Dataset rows
+++
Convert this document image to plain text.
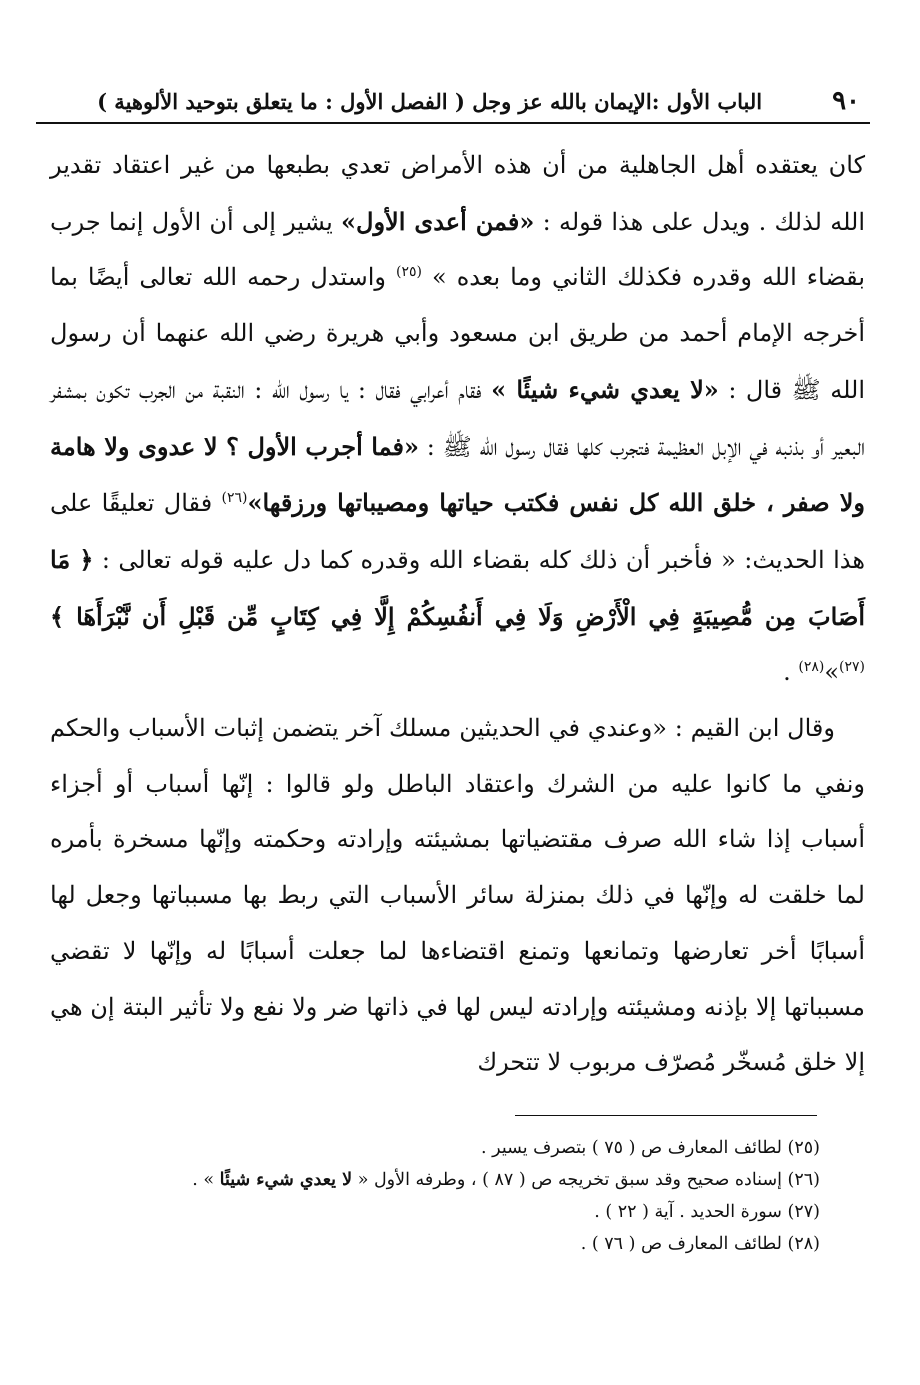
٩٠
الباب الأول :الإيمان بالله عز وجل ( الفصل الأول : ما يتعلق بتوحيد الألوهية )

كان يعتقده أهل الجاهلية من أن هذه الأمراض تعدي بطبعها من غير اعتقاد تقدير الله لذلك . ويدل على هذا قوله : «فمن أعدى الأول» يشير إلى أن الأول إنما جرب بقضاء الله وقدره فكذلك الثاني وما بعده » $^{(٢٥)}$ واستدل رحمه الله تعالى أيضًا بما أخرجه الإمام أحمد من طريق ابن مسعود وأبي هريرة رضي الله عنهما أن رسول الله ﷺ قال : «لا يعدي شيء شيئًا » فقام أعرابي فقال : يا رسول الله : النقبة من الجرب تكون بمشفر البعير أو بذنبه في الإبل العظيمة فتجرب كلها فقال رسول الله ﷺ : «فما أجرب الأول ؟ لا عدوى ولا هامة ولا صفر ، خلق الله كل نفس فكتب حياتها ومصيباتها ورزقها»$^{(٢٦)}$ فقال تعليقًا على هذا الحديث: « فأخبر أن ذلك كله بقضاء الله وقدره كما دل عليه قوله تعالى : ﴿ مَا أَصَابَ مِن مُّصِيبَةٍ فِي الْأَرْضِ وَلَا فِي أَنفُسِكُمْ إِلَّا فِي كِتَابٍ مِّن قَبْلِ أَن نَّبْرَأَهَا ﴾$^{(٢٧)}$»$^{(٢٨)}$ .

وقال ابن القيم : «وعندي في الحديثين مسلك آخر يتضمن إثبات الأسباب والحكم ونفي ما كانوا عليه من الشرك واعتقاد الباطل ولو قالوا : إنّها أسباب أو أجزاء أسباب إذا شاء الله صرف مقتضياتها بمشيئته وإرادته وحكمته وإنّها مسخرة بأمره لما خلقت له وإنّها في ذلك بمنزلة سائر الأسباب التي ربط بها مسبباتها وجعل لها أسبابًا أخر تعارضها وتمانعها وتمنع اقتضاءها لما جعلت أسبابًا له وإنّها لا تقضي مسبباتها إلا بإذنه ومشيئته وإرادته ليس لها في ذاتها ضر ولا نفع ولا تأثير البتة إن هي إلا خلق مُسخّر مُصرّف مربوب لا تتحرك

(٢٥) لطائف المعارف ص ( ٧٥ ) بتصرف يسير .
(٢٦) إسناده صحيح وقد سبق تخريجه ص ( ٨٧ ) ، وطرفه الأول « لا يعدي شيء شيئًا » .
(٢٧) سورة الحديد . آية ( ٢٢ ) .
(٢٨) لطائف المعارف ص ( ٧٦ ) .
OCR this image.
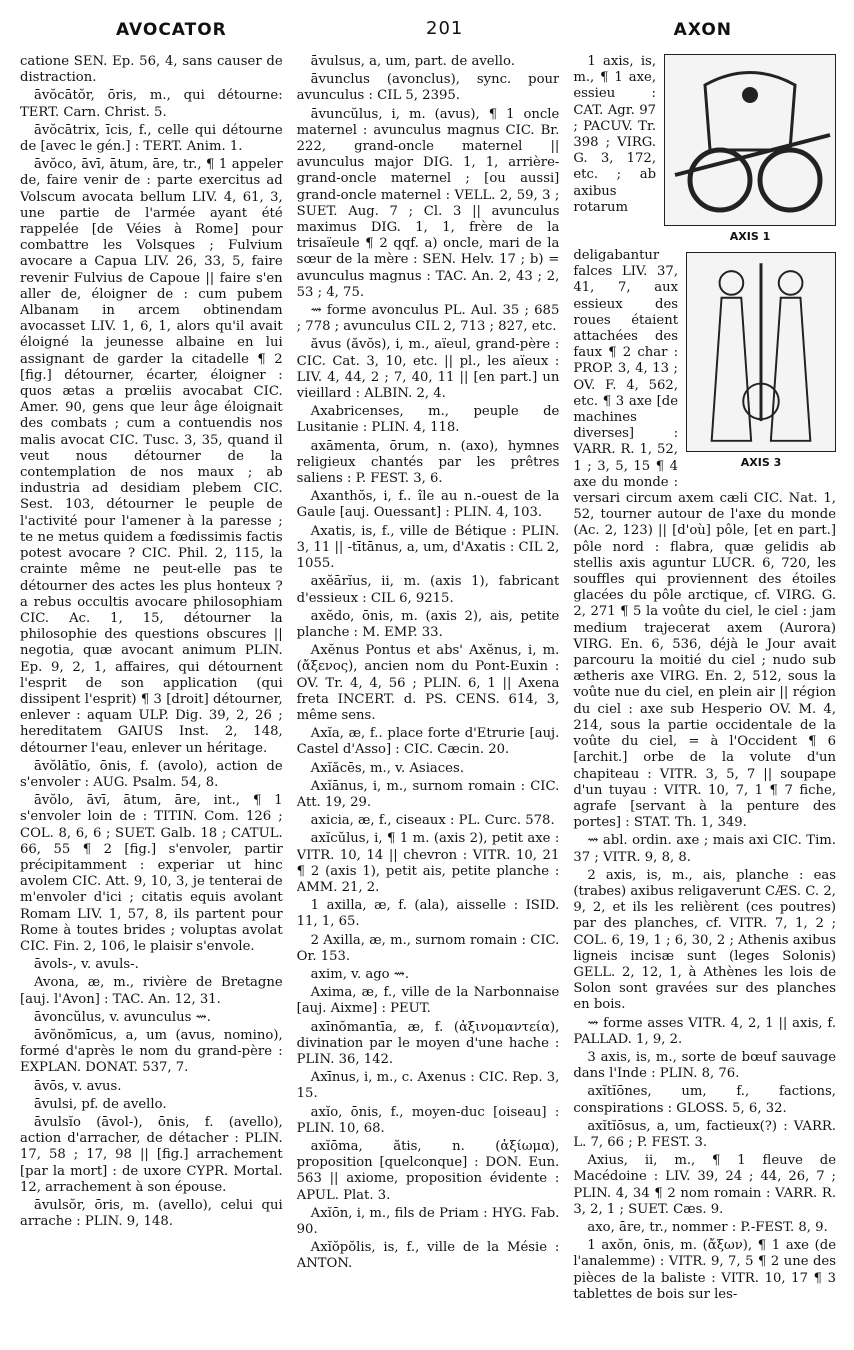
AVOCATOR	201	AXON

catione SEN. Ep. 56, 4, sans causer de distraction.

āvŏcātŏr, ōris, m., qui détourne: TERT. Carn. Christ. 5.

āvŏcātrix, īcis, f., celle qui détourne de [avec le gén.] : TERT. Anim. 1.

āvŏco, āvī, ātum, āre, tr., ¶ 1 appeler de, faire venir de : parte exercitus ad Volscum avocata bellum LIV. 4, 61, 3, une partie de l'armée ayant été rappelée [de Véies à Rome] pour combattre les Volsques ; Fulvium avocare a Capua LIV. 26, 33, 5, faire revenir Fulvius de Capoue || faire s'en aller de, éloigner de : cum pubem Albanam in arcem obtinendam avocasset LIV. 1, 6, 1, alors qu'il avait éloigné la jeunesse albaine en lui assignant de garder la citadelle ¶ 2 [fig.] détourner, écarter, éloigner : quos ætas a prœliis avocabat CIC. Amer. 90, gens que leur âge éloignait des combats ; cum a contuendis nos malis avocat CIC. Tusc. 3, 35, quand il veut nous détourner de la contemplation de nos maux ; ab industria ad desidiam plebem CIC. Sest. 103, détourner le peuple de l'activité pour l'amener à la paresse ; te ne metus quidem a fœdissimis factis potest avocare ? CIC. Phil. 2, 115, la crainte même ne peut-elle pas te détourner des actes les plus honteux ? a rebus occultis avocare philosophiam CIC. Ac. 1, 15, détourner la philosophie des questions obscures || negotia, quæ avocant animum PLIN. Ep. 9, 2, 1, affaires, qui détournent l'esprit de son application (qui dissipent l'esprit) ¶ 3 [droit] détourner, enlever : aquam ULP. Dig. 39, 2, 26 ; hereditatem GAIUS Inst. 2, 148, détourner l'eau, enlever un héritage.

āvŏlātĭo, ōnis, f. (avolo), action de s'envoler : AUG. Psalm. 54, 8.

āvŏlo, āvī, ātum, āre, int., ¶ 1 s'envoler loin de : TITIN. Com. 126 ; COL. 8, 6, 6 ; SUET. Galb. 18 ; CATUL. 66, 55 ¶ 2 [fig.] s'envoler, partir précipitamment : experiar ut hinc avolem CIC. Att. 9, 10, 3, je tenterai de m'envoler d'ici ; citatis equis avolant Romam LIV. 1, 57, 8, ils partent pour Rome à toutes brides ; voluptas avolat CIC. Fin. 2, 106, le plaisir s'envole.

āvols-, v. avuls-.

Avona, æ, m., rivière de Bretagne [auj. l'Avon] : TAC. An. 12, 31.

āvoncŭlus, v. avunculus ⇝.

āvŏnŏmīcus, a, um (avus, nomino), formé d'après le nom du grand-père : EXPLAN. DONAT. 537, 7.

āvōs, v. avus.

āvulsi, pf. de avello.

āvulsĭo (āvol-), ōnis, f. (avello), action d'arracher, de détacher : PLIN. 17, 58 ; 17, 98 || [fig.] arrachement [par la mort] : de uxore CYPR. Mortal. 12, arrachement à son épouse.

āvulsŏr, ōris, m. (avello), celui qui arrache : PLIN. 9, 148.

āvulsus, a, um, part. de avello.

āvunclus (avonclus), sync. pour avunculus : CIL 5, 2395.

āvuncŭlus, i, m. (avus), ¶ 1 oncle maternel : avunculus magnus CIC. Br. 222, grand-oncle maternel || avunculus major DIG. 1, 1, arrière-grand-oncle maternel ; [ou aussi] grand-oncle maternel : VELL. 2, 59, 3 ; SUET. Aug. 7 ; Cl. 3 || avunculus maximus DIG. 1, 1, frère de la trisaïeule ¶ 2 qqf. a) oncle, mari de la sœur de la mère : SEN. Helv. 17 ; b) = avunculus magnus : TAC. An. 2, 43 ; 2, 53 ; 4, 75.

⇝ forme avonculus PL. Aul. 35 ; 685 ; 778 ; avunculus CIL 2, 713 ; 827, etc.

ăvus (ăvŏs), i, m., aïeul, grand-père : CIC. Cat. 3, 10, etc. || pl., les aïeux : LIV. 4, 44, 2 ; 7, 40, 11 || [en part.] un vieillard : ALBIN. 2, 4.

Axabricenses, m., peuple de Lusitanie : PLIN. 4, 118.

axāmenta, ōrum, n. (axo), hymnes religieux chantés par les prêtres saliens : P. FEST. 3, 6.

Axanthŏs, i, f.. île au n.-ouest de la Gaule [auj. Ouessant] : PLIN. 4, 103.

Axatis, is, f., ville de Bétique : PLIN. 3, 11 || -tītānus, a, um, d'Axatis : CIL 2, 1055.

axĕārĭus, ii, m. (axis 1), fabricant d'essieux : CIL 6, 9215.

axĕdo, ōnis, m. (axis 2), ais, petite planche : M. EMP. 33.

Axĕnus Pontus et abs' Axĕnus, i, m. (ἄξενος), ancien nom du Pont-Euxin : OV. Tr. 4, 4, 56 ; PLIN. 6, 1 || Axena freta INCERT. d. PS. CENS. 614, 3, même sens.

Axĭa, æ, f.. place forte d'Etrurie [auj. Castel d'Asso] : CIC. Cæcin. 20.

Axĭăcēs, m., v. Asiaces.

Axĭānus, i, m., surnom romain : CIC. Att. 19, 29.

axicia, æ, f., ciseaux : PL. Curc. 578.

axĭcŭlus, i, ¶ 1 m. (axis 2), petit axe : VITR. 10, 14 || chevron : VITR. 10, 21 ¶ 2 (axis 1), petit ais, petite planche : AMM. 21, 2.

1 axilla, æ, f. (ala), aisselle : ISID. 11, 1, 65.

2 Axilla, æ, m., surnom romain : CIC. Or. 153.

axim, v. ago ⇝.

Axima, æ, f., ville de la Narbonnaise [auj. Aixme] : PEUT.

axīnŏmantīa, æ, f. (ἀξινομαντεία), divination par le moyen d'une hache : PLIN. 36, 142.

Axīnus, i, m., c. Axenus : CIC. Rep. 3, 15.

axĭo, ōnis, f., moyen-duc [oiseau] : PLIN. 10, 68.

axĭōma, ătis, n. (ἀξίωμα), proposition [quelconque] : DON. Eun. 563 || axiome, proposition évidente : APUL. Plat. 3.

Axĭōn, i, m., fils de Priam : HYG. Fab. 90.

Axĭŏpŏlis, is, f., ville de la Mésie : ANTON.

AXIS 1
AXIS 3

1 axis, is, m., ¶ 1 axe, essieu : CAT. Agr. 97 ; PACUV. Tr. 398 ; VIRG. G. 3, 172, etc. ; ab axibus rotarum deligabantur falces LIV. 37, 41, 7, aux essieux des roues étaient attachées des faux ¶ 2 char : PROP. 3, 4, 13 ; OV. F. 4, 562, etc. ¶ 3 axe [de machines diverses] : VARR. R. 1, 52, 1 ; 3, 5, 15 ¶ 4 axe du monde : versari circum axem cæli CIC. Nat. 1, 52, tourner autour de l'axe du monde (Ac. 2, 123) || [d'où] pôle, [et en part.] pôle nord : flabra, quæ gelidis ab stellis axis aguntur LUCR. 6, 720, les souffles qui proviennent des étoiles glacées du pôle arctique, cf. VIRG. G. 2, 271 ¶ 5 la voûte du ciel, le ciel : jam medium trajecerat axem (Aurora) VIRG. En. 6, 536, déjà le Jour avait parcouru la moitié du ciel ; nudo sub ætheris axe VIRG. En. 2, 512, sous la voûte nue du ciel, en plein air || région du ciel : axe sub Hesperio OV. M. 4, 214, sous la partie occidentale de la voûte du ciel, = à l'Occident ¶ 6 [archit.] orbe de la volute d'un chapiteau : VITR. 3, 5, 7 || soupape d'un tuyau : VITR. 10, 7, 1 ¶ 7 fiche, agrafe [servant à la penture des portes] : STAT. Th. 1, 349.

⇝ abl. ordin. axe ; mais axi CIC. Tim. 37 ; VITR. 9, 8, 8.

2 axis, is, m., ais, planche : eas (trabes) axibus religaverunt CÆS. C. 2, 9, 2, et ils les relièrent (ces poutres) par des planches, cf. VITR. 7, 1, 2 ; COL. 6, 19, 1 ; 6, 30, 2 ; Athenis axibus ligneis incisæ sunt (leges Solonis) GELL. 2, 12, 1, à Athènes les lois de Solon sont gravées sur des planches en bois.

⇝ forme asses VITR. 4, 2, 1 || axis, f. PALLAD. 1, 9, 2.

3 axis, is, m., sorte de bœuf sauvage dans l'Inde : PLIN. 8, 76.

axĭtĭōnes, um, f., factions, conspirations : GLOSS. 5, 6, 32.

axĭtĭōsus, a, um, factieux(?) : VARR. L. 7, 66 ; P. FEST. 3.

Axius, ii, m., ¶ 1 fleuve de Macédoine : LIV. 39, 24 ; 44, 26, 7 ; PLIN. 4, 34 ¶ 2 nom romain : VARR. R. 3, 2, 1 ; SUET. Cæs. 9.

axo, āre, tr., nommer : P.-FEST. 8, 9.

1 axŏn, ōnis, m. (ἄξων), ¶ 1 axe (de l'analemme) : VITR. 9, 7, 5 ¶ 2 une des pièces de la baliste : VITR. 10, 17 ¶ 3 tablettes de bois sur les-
+++
Requirements: Where a line of the entries contains the word "avello", copy that line.

Correct response:
āvulsi, pf. de avello.
āvulsĭo (āvol-), ōnis, f. (avello), action d'arracher, de détacher : PLIN. 17, 58 ; 17, 98 || [fig.] arrachement [par la mort] : de uxore CYPR. Mortal. 12, arrachement à son épouse.
āvulsŏr, ōris, m. (avello), celui qui arrache : PLIN. 9, 148.
āvulsus, a, um, part. de avello.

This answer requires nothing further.